* DIRECTIONS *
Transcribe the part of the forum post on debt and taxes word for word, starting with "I just don't" and going on through "have grandkids yet).".

::: PASSAGE SHOWN

# I feel so dumb...



## lillopad (Oct 27, 2008)

Feel like I need to talk to the real guys who get mud on their boots and occassionally get their trucks stuck out doing stuff the city boys would never do...

I just don't understand much of this anymore. I am watching some guys on the TV who supposedly "represent" me sitting around having discussion about who gets what along the way to raising the credit card limit for a country that is so far in debt my grandkids better start mowing lawns this weekend to start paying their fair share (even though I don't have grandkids yet).

I don't know. I run operations for a business that somehow manages to control spending and end the year with a little more in the bank than the prior year. We struggle every day to make it, but it seems as though we somehow get through the economic pressures, the taxes, the health care costs, the monthly inspections by the regulatory agencies (OSHA, EPA, DOH, electrical inspectors, etc). Seems awfully hard some days compared to just holding out our hands and asking for a bailout.

Over the past few years my wife and I have had to squeeze out the spending and swtiched from an occasional steak on the grill to hotdogs, from playing golf to walking the dog, from nicer cars to almost-reliable used ones, from vacations in neat destinations to going over to the neighbors for a beer on a weekend evening. We have a son going off to college and want to make sure we can help him with some of the cost while avoiding debt. Strange idea, I know. We cut up the credit cards a few years ago because we recognized the temptations. I have worked hard (averaging 10-12 hours a day for 22 years now) to get to the point where I make a decent salary. The income taxes I paid last year are probably equal to the total wages some guys make in a year. I have been blessed and know it. But now I am a bad guy that doesn't pay enough yet??? I am beginning to wonder why I do it. I am really beginning to wonder why I do it here in the State of MN where the attack on the "makers" is just as fierce as it is on the federal level. Looks a lot like the view of the unfriendly end of a double barrel shotgun.

::::::
::: SUPPLIED MATERIAL

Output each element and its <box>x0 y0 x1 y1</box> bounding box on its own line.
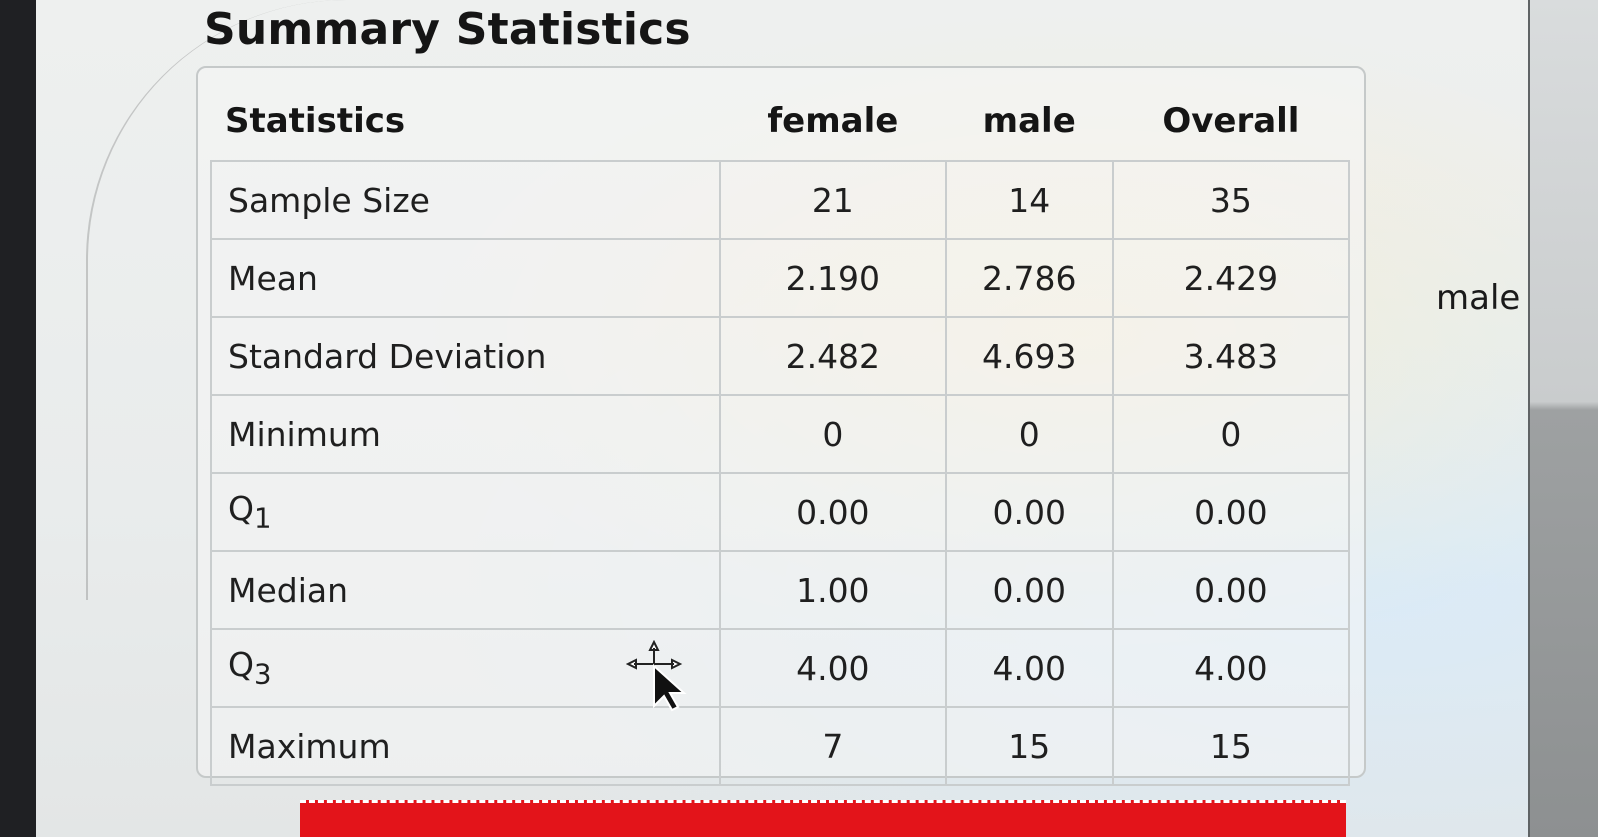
cell-male: 14 <box>944 160 1114 240</box>
row-label: Standard Deviation <box>210 316 721 396</box>
cell-female: 0.00 <box>719 472 947 552</box>
table-header-row: Statistics female male Overall <box>211 82 1349 162</box>
decorative-arc <box>86 0 348 600</box>
cell-overall: 35 <box>1111 160 1351 240</box>
cell-female: 2.190 <box>719 238 947 318</box>
table-row: Median 1.00 0.00 0.00 <box>210 550 1351 630</box>
table-row: Minimum 0 0 0 <box>210 394 1351 474</box>
side-legend-label: male <box>1436 278 1521 318</box>
cell-overall: 0.00 <box>1111 472 1351 552</box>
row-label: Maximum <box>210 706 721 786</box>
cell-male: 0.00 <box>944 550 1114 630</box>
cell-overall: 0.00 <box>1111 550 1351 630</box>
header-female[interactable]: female <box>720 82 946 162</box>
row-label: Q1 <box>210 472 721 552</box>
row-label: Minimum <box>210 394 721 474</box>
monitor-bezel-left <box>0 0 36 837</box>
page-title: Summary Statistics <box>204 4 691 55</box>
row-label-subscript: 1 <box>253 502 272 535</box>
cell-overall: 0 <box>1111 394 1351 474</box>
row-label-text: Q <box>228 489 254 529</box>
alert-bar[interactable] <box>300 800 1346 837</box>
cell-female: 0 <box>719 394 947 474</box>
table-row: Q3 4.00 4.00 4.00 <box>210 628 1351 708</box>
cell-female: 7 <box>719 706 947 786</box>
header-statistics[interactable]: Statistics <box>211 82 720 162</box>
row-label: Sample Size <box>210 160 721 240</box>
cell-male: 0 <box>944 394 1114 474</box>
summary-statistics-table: Statistics female male Overall Sample Si… <box>210 82 1351 786</box>
table-row: Maximum 7 15 15 <box>210 706 1351 786</box>
cell-female: 1.00 <box>719 550 947 630</box>
cell-overall: 15 <box>1111 706 1351 786</box>
cell-female: 21 <box>719 160 947 240</box>
table-row: Standard Deviation 2.482 4.693 3.483 <box>210 316 1351 396</box>
cell-female: 4.00 <box>719 628 947 708</box>
move-cursor-icon <box>626 640 687 712</box>
row-label: Median <box>210 550 721 630</box>
cell-female: 2.482 <box>719 316 947 396</box>
row-label-subscript: 3 <box>253 658 272 691</box>
table-row: Mean 2.190 2.786 2.429 <box>210 238 1351 318</box>
row-label: Mean <box>210 238 721 318</box>
cell-male: 2.786 <box>944 238 1114 318</box>
cell-overall: 3.483 <box>1111 316 1351 396</box>
side-panel <box>1528 0 1598 837</box>
cell-overall: 2.429 <box>1111 238 1351 318</box>
cell-male: 0.00 <box>944 472 1114 552</box>
table-row: Sample Size 21 14 35 <box>210 160 1351 240</box>
header-overall[interactable]: Overall <box>1112 82 1349 162</box>
cell-overall: 4.00 <box>1111 628 1351 708</box>
cell-male: 4.693 <box>944 316 1114 396</box>
row-label-text: Q <box>228 645 254 685</box>
cell-male: 4.00 <box>944 628 1114 708</box>
cell-male: 15 <box>944 706 1114 786</box>
table-row: Q1 0.00 0.00 0.00 <box>210 472 1351 552</box>
header-male[interactable]: male <box>945 82 1113 162</box>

::::::

* RESULT BELOW *
I just don't understand much of this anymore. I am watching some guys on the TV who supposedly "represent" me sitting around having discussion about who gets what along the way to raising the credit card limit for a country that is so far in debt my grandkids better start mowing lawns this weekend to start paying their fair share (even though I don't have grandkids yet).